Reproduce every entry exactly as shown.

— start Data —

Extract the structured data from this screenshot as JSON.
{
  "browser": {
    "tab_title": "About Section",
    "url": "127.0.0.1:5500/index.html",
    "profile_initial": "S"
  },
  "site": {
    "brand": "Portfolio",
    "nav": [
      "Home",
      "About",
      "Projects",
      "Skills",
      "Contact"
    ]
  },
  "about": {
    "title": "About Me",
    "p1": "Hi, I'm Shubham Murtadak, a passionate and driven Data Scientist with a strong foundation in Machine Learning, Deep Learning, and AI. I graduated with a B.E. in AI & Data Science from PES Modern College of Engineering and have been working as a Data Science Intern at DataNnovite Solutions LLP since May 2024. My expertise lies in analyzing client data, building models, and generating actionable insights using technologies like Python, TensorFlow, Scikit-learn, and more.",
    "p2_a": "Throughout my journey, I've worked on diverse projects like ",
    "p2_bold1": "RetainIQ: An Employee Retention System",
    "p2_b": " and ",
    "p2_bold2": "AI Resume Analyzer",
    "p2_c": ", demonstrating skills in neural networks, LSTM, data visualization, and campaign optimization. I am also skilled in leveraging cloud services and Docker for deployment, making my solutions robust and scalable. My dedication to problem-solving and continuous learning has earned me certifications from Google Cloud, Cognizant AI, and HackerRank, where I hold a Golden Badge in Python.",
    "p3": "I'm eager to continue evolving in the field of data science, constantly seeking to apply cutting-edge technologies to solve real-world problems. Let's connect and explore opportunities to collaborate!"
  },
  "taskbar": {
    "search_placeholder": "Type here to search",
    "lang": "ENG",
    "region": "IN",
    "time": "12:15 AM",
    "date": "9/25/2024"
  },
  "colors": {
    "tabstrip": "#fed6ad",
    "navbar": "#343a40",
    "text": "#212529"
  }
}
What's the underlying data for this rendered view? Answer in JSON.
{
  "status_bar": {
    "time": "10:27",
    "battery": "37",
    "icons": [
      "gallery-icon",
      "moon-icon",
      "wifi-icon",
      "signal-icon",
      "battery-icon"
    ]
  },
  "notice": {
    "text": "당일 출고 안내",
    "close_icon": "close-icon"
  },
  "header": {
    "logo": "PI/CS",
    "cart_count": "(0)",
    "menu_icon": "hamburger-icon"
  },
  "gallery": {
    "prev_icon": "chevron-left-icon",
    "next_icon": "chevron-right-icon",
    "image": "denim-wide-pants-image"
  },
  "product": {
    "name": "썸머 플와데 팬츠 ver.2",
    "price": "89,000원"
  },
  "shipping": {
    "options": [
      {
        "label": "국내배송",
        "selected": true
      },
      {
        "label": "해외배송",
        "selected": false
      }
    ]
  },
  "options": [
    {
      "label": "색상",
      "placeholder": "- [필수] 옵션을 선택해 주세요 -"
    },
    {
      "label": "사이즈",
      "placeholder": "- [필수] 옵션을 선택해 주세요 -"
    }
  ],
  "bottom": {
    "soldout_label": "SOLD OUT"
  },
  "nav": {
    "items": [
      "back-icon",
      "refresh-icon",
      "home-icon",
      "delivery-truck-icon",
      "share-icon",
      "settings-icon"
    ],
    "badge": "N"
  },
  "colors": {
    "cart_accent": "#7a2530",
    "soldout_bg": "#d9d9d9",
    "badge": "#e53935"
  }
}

— end Data —

[Solved problem]
Extract the structured data from this screenshot as JSON.
{
  "browser": {
    "tab_title": "About Section",
    "url": "127.0.0.1:5500/index.html",
    "profile_initial": "S"
  },
  "site": {
    "brand": "Portfolio",
    "nav": [
      "Home",
      "About",
      "Projects",
      "Skills",
      "Contact"
    ]
  },
  "about": {
    "title": "About Me",
    "p1": "Hi, I'm Shubham Murtadak, a passionate and driven Data Scientist with a strong foundation in Machine Learning, Deep Learning, and AI. I graduated with a B.E. in AI & Data Science from PES Modern College of Engineering and have been working as a Data Science Intern at DataNnovite Solutions LLP since May 2024. My expertise lies in analyzing client data, building models, and generating actionable insights using technologies like Python, TensorFlow, Scikit-learn, and more.",
    "p2_a": "Throughout my journey, I've worked on diverse projects like ",
    "p2_bold1": "RetainIQ: An Employee Retention System",
    "p2_b": " and ",
    "p2_bold2": "AI Resume Analyzer",
    "p2_c": ", demonstrating skills in neural networks, LSTM, data visualization, and campaign optimization. I am also skilled in leveraging cloud services and Docker for deployment, making my solutions robust and scalable. My dedication to problem-solving and continuous learning has earned me certifications from Google Cloud, Cognizant AI, and HackerRank, where I hold a Golden Badge in Python.",
    "p3": "I'm eager to continue evolving in the field of data science, constantly seeking to apply cutting-edge technologies to solve real-world problems. Let's connect and explore opportunities to collaborate!"
  },
  "taskbar": {
    "search_placeholder": "Type here to search",
    "lang": "ENG",
    "region": "IN",
    "time": "12:15 AM",
    "date": "9/25/2024"
  },
  "colors": {
    "tabstrip": "#fed6ad",
    "navbar": "#343a40",
    "text": "#212529"
  }
}
What's the underlying data for this rendered view? Answer in JSON.
{
  "status_bar": {
    "time": "10:27",
    "battery": "37",
    "icons": [
      "gallery-icon",
      "moon-icon",
      "wifi-icon",
      "signal-icon",
      "battery-icon"
    ]
  },
  "notice": {
    "text": "당일 출고 안내",
    "close_icon": "close-icon"
  },
  "header": {
    "logo": "PI/CS",
    "cart_count": "(0)",
    "menu_icon": "hamburger-icon"
  },
  "gallery": {
    "prev_icon": "chevron-left-icon",
    "next_icon": "chevron-right-icon",
    "image": "denim-wide-pants-image"
  },
  "product": {
    "name": "썸머 플와데 팬츠 ver.2",
    "price": "89,000원"
  },
  "shipping": {
    "options": [
      {
        "label": "국내배송",
        "selected": true
      },
      {
        "label": "해외배송",
        "selected": false
      }
    ]
  },
  "options": [
    {
      "label": "색상",
      "placeholder": "- [필수] 옵션을 선택해 주세요 -"
    },
    {
      "label": "사이즈",
      "placeholder": "- [필수] 옵션을 선택해 주세요 -"
    }
  ],
  "bottom": {
    "soldout_label": "SOLD OUT"
  },
  "nav": {
    "items": [
      "back-icon",
      "refresh-icon",
      "home-icon",
      "delivery-truck-icon",
      "share-icon",
      "settings-icon"
    ],
    "badge": "N"
  },
  "colors": {
    "cart_accent": "#7a2530",
    "soldout_bg": "#d9d9d9",
    "badge": "#e53935"
  }
}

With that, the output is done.